RECORDS FOR THE TASK —
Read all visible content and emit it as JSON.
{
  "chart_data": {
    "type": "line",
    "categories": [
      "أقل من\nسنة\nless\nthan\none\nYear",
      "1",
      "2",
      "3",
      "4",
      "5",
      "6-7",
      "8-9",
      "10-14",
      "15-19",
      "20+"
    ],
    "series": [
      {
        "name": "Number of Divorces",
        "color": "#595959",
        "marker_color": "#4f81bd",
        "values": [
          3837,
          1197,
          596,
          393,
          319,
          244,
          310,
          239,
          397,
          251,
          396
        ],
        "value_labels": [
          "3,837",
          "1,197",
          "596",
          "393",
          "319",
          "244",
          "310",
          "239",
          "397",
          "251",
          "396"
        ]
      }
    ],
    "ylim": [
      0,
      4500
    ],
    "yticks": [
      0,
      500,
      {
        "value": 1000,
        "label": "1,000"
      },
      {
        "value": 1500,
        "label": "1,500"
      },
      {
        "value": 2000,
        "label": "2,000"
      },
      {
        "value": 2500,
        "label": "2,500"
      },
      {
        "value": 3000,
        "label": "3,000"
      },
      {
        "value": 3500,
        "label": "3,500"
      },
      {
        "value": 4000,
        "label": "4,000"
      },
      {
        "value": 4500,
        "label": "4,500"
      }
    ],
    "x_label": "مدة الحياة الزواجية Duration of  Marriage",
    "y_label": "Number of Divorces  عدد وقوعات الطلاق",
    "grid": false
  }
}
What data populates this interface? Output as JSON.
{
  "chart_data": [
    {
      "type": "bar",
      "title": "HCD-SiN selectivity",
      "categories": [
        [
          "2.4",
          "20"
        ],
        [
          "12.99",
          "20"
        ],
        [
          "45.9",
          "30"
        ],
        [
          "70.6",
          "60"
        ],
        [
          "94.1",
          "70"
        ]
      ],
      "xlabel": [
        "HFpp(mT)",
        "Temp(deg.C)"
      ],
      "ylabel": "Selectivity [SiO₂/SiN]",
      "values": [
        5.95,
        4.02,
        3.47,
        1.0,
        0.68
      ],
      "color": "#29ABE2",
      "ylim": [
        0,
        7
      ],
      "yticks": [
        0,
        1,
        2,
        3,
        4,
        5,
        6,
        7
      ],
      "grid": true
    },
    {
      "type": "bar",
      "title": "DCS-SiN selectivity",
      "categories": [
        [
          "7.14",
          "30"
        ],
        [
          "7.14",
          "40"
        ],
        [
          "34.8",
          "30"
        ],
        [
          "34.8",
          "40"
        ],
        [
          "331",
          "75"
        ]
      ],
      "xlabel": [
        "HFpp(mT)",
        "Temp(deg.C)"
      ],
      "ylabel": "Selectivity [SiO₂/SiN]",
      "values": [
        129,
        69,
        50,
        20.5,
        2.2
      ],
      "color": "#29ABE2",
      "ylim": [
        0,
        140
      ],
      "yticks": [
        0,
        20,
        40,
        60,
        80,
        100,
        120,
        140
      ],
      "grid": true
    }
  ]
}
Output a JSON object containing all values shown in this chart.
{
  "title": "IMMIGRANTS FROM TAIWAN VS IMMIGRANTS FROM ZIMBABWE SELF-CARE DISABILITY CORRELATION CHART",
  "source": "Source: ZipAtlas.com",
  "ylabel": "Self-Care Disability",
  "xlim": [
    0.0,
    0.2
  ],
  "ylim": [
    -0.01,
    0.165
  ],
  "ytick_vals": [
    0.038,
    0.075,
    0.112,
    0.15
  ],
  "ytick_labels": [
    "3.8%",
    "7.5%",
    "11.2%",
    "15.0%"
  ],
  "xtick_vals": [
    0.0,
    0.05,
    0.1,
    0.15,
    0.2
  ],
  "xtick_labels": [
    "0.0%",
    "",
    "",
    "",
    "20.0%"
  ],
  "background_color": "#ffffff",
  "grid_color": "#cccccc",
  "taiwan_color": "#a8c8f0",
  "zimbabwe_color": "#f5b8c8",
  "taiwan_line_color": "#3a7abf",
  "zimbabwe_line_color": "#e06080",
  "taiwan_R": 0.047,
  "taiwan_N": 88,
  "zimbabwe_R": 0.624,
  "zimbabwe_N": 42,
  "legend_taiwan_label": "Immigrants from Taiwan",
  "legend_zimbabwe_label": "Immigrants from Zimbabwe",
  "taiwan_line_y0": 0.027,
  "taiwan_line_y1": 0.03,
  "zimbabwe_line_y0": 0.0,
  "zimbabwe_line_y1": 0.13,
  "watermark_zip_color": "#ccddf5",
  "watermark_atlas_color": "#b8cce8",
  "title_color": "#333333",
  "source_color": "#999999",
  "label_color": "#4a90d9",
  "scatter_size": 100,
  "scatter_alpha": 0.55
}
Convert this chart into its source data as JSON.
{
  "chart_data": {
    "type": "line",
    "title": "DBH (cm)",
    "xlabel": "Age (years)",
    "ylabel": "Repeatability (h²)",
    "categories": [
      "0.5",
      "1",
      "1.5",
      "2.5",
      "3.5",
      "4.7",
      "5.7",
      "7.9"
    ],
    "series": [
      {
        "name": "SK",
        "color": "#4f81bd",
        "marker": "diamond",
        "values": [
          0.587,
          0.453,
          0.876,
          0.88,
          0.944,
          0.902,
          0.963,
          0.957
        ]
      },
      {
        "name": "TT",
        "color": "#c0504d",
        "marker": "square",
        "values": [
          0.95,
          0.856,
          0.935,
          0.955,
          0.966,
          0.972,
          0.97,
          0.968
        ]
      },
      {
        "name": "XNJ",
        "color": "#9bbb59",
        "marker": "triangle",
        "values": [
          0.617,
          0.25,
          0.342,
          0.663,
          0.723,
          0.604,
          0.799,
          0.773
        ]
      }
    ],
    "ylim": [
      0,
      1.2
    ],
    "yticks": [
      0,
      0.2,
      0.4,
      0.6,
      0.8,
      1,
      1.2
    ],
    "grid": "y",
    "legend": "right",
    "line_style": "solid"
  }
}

STATED EXERCISE — Give an exact copy of all the data shown above.

FINAL RESULT —
Read all visible content and emit it as JSON.
{
  "chart_data": {
    "type": "line",
    "categories": [
      "أقل من\nسنة\nless\nthan\none\nYear",
      "1",
      "2",
      "3",
      "4",
      "5",
      "6-7",
      "8-9",
      "10-14",
      "15-19",
      "20+"
    ],
    "series": [
      {
        "name": "Number of Divorces",
        "color": "#595959",
        "marker_color": "#4f81bd",
        "values": [
          3837,
          1197,
          596,
          393,
          319,
          244,
          310,
          239,
          397,
          251,
          396
        ],
        "value_labels": [
          "3,837",
          "1,197",
          "596",
          "393",
          "319",
          "244",
          "310",
          "239",
          "397",
          "251",
          "396"
        ]
      }
    ],
    "ylim": [
      0,
      4500
    ],
    "yticks": [
      0,
      500,
      {
        "value": 1000,
        "label": "1,000"
      },
      {
        "value": 1500,
        "label": "1,500"
      },
      {
        "value": 2000,
        "label": "2,000"
      },
      {
        "value": 2500,
        "label": "2,500"
      },
      {
        "value": 3000,
        "label": "3,000"
      },
      {
        "value": 3500,
        "label": "3,500"
      },
      {
        "value": 4000,
        "label": "4,000"
      },
      {
        "value": 4500,
        "label": "4,500"
      }
    ],
    "x_label": "مدة الحياة الزواجية Duration of  Marriage",
    "y_label": "Number of Divorces  عدد وقوعات الطلاق",
    "grid": false
  }
}
What data populates this interface? Output as JSON.
{
  "chart_data": [
    {
      "type": "bar",
      "title": "HCD-SiN selectivity",
      "categories": [
        [
          "2.4",
          "20"
        ],
        [
          "12.99",
          "20"
        ],
        [
          "45.9",
          "30"
        ],
        [
          "70.6",
          "60"
        ],
        [
          "94.1",
          "70"
        ]
      ],
      "xlabel": [
        "HFpp(mT)",
        "Temp(deg.C)"
      ],
      "ylabel": "Selectivity [SiO₂/SiN]",
      "values": [
        5.95,
        4.02,
        3.47,
        1.0,
        0.68
      ],
      "color": "#29ABE2",
      "ylim": [
        0,
        7
      ],
      "yticks": [
        0,
        1,
        2,
        3,
        4,
        5,
        6,
        7
      ],
      "grid": true
    },
    {
      "type": "bar",
      "title": "DCS-SiN selectivity",
      "categories": [
        [
          "7.14",
          "30"
        ],
        [
          "7.14",
          "40"
        ],
        [
          "34.8",
          "30"
        ],
        [
          "34.8",
          "40"
        ],
        [
          "331",
          "75"
        ]
      ],
      "xlabel": [
        "HFpp(mT)",
        "Temp(deg.C)"
      ],
      "ylabel": "Selectivity [SiO₂/SiN]",
      "values": [
        129,
        69,
        50,
        20.5,
        2.2
      ],
      "color": "#29ABE2",
      "ylim": [
        0,
        140
      ],
      "yticks": [
        0,
        20,
        40,
        60,
        80,
        100,
        120,
        140
      ],
      "grid": true
    }
  ]
}
Output a JSON object containing all values shown in this chart.
{
  "title": "IMMIGRANTS FROM TAIWAN VS IMMIGRANTS FROM ZIMBABWE SELF-CARE DISABILITY CORRELATION CHART",
  "source": "Source: ZipAtlas.com",
  "ylabel": "Self-Care Disability",
  "xlim": [
    0.0,
    0.2
  ],
  "ylim": [
    -0.01,
    0.165
  ],
  "ytick_vals": [
    0.038,
    0.075,
    0.112,
    0.15
  ],
  "ytick_labels": [
    "3.8%",
    "7.5%",
    "11.2%",
    "15.0%"
  ],
  "xtick_vals": [
    0.0,
    0.05,
    0.1,
    0.15,
    0.2
  ],
  "xtick_labels": [
    "0.0%",
    "",
    "",
    "",
    "20.0%"
  ],
  "background_color": "#ffffff",
  "grid_color": "#cccccc",
  "taiwan_color": "#a8c8f0",
  "zimbabwe_color": "#f5b8c8",
  "taiwan_line_color": "#3a7abf",
  "zimbabwe_line_color": "#e06080",
  "taiwan_R": 0.047,
  "taiwan_N": 88,
  "zimbabwe_R": 0.624,
  "zimbabwe_N": 42,
  "legend_taiwan_label": "Immigrants from Taiwan",
  "legend_zimbabwe_label": "Immigrants from Zimbabwe",
  "taiwan_line_y0": 0.027,
  "taiwan_line_y1": 0.03,
  "zimbabwe_line_y0": 0.0,
  "zimbabwe_line_y1": 0.13,
  "watermark_zip_color": "#ccddf5",
  "watermark_atlas_color": "#b8cce8",
  "title_color": "#333333",
  "source_color": "#999999",
  "label_color": "#4a90d9",
  "scatter_size": 100,
  "scatter_alpha": 0.55
}
Convert this chart into its source data as JSON.
{
  "chart_data": {
    "type": "line",
    "title": "DBH (cm)",
    "xlabel": "Age (years)",
    "ylabel": "Repeatability (h²)",
    "categories": [
      "0.5",
      "1",
      "1.5",
      "2.5",
      "3.5",
      "4.7",
      "5.7",
      "7.9"
    ],
    "series": [
      {
        "name": "SK",
        "color": "#4f81bd",
        "marker": "diamond",
        "values": [
          0.587,
          0.453,
          0.876,
          0.88,
          0.944,
          0.902,
          0.963,
          0.957
        ]
      },
      {
        "name": "TT",
        "color": "#c0504d",
        "marker": "square",
        "values": [
          0.95,
          0.856,
          0.935,
          0.955,
          0.966,
          0.972,
          0.97,
          0.968
        ]
      },
      {
        "name": "XNJ",
        "color": "#9bbb59",
        "marker": "triangle",
        "values": [
          0.617,
          0.25,
          0.342,
          0.663,
          0.723,
          0.604,
          0.799,
          0.773
        ]
      }
    ],
    "ylim": [
      0,
      1.2
    ],
    "yticks": [
      0,
      0.2,
      0.4,
      0.6,
      0.8,
      1,
      1.2
    ],
    "grid": "y",
    "legend": "right",
    "line_style": "solid"
  }
}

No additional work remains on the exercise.